**GIVEN REQUEST:** Show every line where "Check" occurs.

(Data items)
++++

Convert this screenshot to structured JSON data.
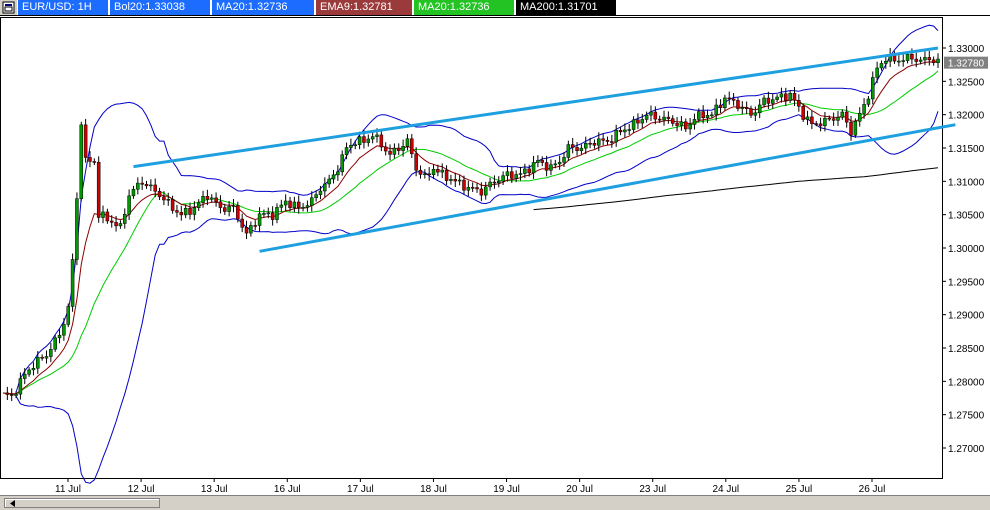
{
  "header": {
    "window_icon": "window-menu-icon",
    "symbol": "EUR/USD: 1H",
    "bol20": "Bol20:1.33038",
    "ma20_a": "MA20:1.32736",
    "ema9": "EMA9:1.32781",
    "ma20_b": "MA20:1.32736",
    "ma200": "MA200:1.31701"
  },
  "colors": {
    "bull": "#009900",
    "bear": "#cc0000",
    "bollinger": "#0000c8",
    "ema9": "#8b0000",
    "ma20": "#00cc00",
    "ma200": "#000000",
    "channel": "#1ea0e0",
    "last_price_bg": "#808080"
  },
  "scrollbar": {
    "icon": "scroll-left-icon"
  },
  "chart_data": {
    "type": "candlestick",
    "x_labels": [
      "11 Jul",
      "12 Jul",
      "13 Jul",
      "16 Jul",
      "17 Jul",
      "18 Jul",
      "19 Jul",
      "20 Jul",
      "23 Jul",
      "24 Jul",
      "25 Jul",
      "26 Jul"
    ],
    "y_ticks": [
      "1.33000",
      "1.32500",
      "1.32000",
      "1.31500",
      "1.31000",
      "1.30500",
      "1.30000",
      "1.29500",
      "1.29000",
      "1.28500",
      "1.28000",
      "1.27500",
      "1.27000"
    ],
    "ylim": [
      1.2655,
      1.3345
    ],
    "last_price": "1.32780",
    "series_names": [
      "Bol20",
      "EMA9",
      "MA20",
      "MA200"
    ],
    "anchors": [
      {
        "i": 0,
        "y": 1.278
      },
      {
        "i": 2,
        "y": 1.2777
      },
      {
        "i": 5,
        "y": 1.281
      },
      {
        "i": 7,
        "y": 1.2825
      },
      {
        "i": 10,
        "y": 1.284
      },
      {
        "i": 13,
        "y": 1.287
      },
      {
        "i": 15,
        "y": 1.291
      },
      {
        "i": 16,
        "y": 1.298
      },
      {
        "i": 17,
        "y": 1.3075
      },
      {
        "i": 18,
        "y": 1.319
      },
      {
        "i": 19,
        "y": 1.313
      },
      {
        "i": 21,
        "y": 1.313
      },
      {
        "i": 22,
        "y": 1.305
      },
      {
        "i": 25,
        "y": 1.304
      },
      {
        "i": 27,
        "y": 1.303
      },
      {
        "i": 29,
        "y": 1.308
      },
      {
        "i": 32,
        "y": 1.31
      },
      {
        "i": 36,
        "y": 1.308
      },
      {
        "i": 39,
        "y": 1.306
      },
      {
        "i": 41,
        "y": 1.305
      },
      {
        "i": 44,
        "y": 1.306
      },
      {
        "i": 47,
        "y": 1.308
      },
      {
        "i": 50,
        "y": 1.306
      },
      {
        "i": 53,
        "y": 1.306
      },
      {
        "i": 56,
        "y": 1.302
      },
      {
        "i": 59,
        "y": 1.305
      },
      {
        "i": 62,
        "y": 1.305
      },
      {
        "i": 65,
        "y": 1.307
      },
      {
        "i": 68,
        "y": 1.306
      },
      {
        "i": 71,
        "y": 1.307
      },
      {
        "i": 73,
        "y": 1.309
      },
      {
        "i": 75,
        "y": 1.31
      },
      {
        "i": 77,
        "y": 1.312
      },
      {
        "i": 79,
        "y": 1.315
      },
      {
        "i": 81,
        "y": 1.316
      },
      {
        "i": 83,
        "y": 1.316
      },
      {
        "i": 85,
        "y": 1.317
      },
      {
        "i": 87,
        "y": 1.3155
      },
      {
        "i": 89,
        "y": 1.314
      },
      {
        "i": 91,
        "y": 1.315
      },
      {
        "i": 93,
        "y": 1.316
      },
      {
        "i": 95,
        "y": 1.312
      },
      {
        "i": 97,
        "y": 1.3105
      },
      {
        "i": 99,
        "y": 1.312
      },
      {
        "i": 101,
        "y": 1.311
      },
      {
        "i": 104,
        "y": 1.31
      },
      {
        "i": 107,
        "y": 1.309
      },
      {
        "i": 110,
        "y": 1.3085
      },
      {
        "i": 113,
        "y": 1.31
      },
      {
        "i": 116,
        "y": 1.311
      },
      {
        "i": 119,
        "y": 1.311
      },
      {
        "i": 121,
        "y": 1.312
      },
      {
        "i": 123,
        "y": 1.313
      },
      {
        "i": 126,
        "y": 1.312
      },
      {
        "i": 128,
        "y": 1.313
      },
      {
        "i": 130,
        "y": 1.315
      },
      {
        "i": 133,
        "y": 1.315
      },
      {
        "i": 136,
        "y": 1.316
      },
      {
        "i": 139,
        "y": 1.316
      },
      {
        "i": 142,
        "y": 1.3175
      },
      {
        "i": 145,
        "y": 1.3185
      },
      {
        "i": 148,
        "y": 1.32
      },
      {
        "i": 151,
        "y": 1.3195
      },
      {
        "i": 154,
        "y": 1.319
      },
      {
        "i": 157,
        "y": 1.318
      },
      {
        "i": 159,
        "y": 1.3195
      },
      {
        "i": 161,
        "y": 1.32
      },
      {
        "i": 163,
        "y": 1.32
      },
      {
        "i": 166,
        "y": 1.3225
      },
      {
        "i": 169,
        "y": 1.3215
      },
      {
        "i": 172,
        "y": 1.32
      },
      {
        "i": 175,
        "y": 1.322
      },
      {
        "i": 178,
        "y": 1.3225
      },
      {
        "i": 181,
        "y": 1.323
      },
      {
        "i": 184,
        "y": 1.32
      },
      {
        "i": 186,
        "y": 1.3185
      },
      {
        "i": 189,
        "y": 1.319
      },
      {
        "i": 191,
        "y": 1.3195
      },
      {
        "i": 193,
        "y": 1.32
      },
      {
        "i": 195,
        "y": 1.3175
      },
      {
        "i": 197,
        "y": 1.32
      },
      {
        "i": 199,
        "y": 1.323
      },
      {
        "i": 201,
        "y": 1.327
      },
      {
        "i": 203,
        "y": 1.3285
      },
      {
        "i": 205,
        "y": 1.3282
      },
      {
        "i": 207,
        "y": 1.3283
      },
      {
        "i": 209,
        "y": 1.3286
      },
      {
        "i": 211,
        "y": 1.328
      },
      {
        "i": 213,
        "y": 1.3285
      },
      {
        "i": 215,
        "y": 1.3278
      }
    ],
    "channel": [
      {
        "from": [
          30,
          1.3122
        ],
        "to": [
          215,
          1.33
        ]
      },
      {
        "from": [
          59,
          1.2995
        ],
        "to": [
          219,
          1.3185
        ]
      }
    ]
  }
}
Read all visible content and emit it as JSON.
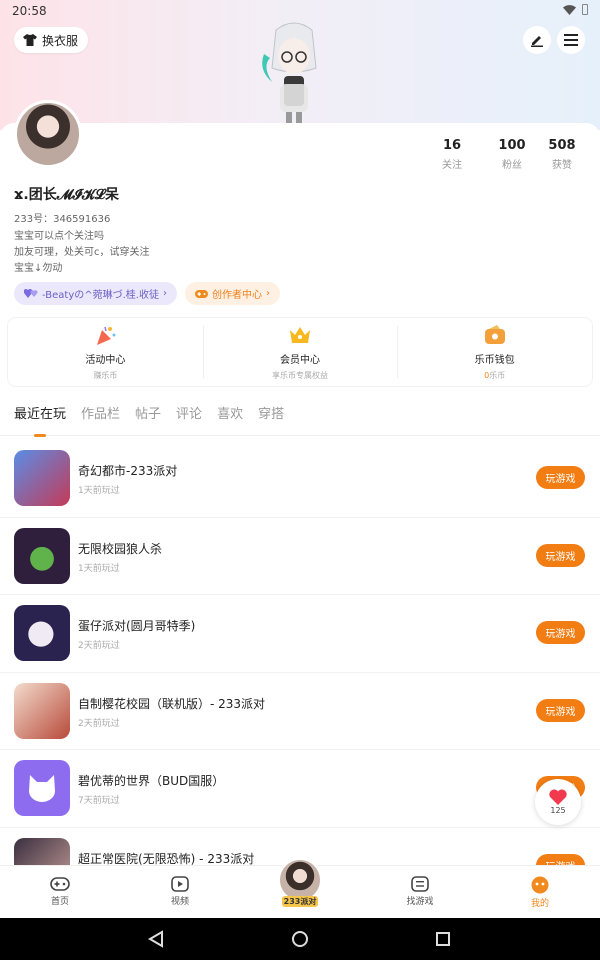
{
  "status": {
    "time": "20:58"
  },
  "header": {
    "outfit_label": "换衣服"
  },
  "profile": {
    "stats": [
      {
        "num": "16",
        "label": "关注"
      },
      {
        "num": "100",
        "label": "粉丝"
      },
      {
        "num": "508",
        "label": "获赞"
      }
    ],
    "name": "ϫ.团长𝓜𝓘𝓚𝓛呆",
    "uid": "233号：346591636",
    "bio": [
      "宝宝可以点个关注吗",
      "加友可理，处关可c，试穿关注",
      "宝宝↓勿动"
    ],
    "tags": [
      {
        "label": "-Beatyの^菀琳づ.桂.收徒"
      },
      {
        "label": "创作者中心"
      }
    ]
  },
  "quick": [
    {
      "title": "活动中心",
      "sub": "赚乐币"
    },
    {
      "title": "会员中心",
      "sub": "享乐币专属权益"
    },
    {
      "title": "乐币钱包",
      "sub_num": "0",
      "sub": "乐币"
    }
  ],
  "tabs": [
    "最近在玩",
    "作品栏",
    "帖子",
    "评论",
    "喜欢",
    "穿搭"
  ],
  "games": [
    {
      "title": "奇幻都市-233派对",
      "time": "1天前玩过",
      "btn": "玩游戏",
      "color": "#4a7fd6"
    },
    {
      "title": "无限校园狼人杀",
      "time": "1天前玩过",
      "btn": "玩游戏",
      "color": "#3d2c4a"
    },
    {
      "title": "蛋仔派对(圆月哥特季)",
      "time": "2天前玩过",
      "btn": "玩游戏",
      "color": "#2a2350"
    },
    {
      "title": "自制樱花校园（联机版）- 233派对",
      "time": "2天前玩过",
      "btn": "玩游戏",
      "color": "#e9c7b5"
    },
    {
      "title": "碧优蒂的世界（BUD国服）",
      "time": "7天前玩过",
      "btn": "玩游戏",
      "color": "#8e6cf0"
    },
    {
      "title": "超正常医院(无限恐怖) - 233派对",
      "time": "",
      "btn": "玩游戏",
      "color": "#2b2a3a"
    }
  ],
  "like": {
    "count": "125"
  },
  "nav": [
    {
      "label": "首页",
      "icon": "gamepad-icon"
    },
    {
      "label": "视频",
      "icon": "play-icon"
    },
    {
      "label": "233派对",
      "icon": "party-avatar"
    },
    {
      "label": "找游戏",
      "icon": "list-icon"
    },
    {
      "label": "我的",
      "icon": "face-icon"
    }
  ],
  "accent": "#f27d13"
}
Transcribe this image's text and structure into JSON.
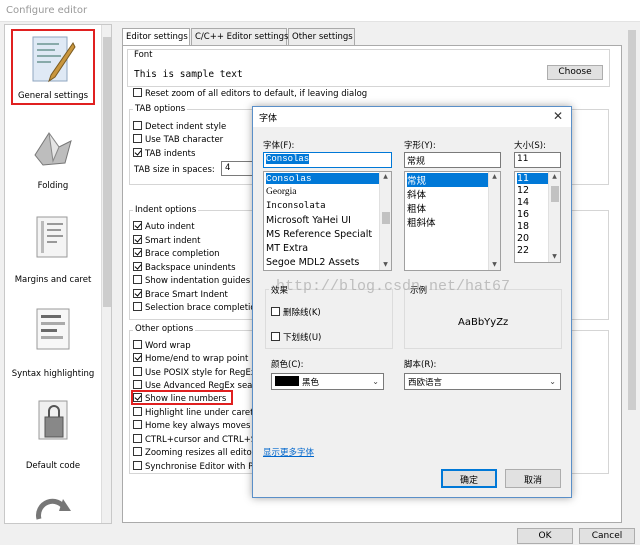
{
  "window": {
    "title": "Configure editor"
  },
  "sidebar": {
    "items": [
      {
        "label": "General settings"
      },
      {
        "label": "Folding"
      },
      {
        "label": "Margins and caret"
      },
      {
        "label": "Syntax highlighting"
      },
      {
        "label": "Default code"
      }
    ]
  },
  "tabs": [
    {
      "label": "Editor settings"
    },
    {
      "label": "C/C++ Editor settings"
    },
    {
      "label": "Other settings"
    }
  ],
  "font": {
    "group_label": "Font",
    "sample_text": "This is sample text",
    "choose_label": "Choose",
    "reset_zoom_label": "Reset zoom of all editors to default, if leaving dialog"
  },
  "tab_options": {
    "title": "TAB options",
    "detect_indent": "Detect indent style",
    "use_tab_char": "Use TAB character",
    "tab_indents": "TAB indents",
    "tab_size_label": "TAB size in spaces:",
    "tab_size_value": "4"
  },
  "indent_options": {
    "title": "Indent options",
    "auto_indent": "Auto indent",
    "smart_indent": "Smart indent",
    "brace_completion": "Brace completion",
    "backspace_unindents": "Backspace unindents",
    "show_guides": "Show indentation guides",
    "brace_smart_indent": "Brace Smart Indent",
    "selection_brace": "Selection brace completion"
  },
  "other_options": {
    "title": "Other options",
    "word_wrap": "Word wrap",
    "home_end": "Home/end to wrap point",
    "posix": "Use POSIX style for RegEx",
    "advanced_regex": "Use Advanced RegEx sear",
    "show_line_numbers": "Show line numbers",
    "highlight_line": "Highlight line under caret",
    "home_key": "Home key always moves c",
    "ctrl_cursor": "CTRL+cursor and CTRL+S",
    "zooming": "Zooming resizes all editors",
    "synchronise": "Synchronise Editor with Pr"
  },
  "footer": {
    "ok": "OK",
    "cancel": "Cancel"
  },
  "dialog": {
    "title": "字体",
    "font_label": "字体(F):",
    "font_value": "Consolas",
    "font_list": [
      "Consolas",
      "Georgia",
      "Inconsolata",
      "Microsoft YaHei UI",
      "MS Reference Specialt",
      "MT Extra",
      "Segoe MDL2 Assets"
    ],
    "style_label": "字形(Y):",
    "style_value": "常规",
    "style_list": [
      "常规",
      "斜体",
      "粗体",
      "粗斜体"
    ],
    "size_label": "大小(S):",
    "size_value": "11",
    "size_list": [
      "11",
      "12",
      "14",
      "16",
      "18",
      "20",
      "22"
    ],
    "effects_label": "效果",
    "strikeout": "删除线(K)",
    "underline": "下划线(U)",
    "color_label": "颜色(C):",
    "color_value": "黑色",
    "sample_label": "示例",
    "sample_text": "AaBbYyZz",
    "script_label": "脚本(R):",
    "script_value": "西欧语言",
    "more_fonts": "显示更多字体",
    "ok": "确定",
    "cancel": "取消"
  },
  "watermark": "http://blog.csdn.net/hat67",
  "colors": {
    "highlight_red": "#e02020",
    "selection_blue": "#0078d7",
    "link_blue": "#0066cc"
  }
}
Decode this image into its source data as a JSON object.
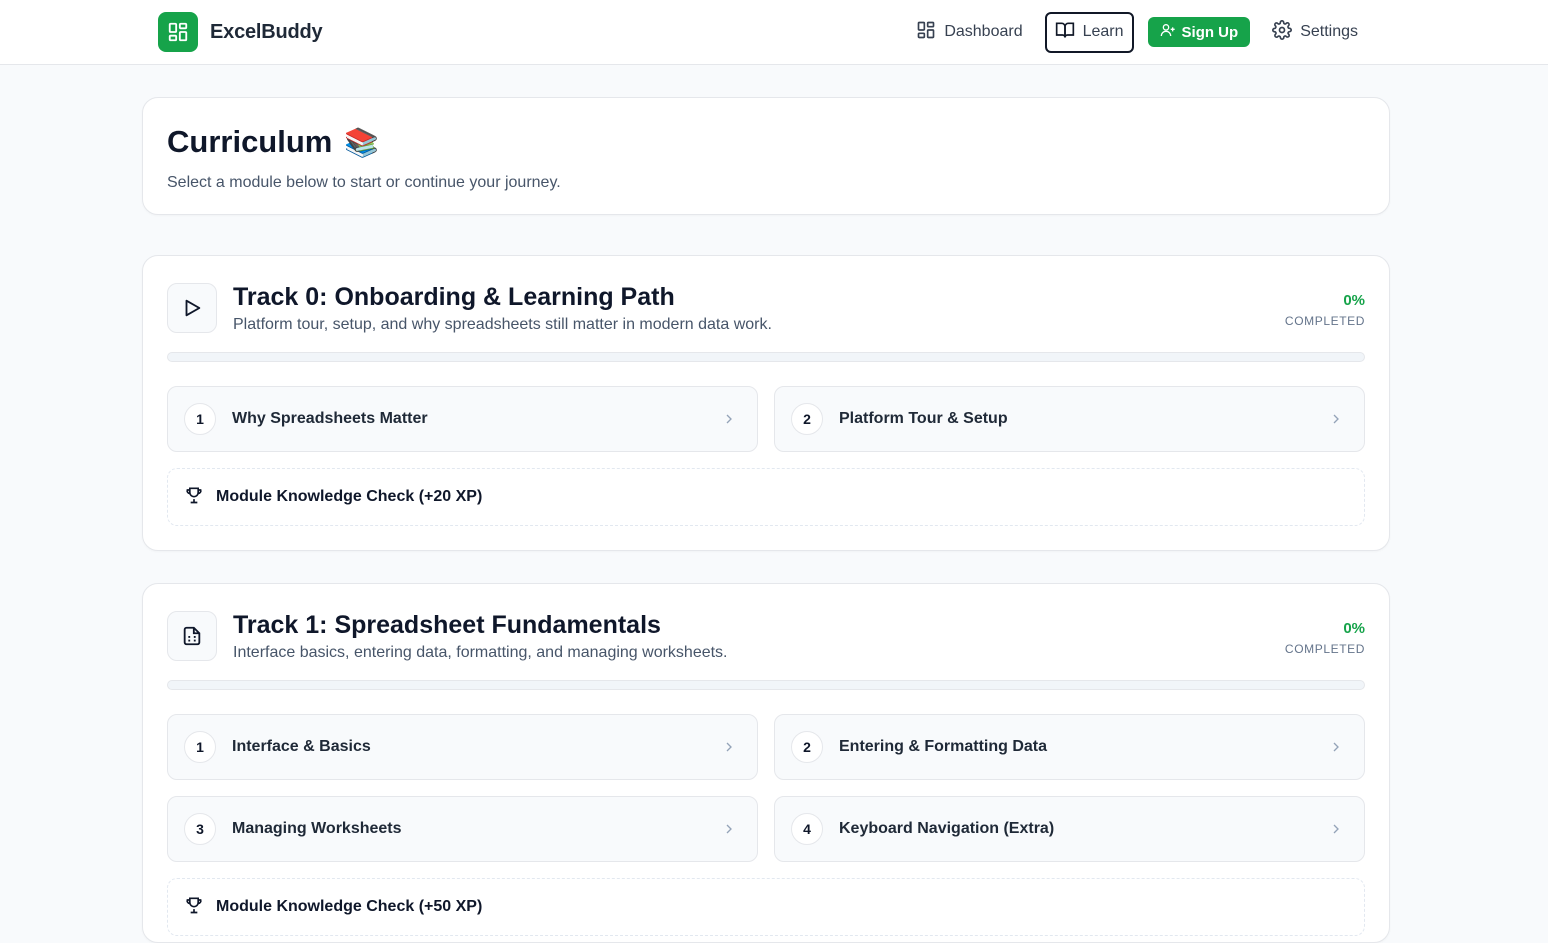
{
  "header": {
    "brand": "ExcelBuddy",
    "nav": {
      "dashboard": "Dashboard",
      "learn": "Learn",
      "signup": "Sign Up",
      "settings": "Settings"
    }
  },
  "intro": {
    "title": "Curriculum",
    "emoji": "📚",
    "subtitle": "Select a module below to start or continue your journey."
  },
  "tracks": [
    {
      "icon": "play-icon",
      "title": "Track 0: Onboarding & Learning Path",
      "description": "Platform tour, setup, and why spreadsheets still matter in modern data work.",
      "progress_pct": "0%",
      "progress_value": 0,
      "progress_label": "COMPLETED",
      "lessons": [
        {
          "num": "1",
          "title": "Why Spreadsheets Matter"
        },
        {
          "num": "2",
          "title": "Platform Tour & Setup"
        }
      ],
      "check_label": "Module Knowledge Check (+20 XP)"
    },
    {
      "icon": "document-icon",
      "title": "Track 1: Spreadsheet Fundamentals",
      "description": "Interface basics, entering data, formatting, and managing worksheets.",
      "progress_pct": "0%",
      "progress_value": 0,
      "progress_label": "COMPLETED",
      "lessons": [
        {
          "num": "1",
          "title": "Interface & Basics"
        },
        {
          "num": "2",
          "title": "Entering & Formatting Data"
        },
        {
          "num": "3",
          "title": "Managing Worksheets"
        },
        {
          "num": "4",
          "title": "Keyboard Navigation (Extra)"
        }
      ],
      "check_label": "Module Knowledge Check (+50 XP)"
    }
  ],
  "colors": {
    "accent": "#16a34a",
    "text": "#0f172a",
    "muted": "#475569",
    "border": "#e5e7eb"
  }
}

++++

**FINISHED ANSWER:**
      "check_label": "Module Knowledge Check (+20 XP)"
      "check_label": "Module Knowledge Check (+50 XP)"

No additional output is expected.